- WHAT NEEDS TO BE DONE
Report all lines from the entries below in which "name" appears.

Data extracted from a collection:

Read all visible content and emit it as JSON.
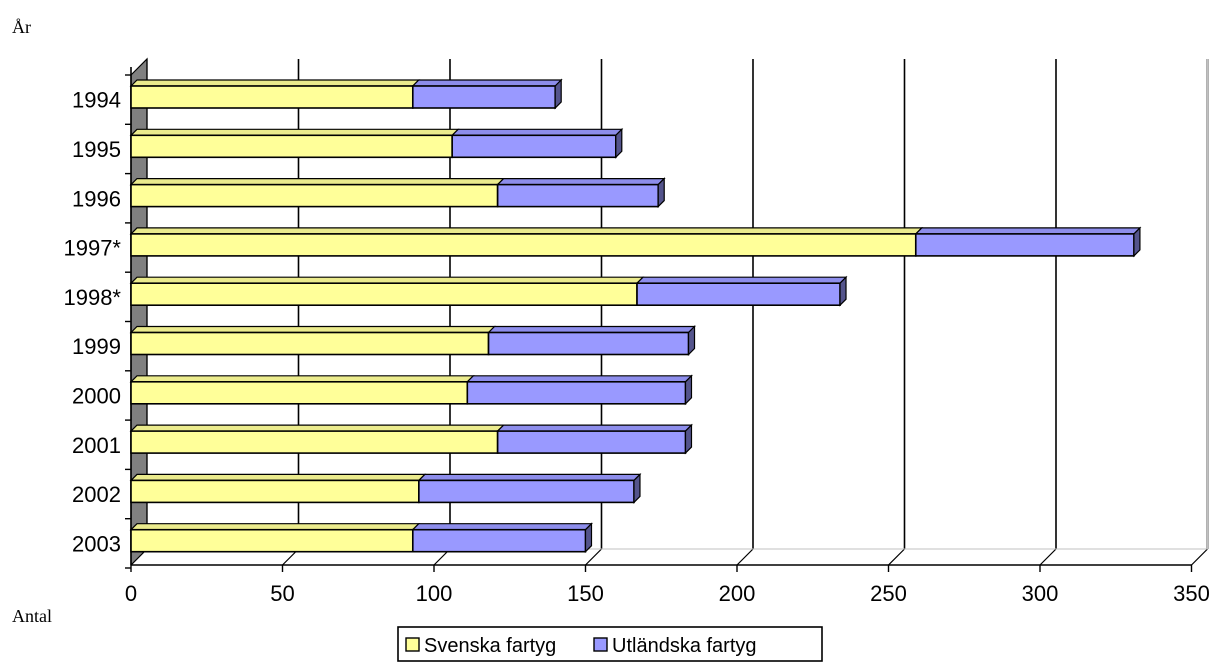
{
  "chart_data": {
    "type": "bar",
    "orientation": "horizontal",
    "stacked": true,
    "three_d": true,
    "categories": [
      "1994",
      "1995",
      "1996",
      "1997*",
      "1998*",
      "1999",
      "2000",
      "2001",
      "2002",
      "2003"
    ],
    "series": [
      {
        "name": "Svenska fartyg",
        "color": "#FFFF99",
        "values": [
          93,
          106,
          121,
          259,
          167,
          118,
          111,
          121,
          95,
          93
        ]
      },
      {
        "name": "Utländska fartyg",
        "color": "#9999FF",
        "values": [
          47,
          54,
          53,
          72,
          67,
          66,
          72,
          62,
          71,
          57
        ]
      }
    ],
    "xlabel": "Antal",
    "ylabel": "År",
    "xlim": [
      0,
      350
    ],
    "xticks": [
      "0",
      "50",
      "100",
      "150",
      "200",
      "250",
      "300",
      "350"
    ],
    "grid": true,
    "legend_position": "bottom"
  }
}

- FINAL ANSWER
        "name": "Svenska fartyg",
        "name": "Utländska fartyg",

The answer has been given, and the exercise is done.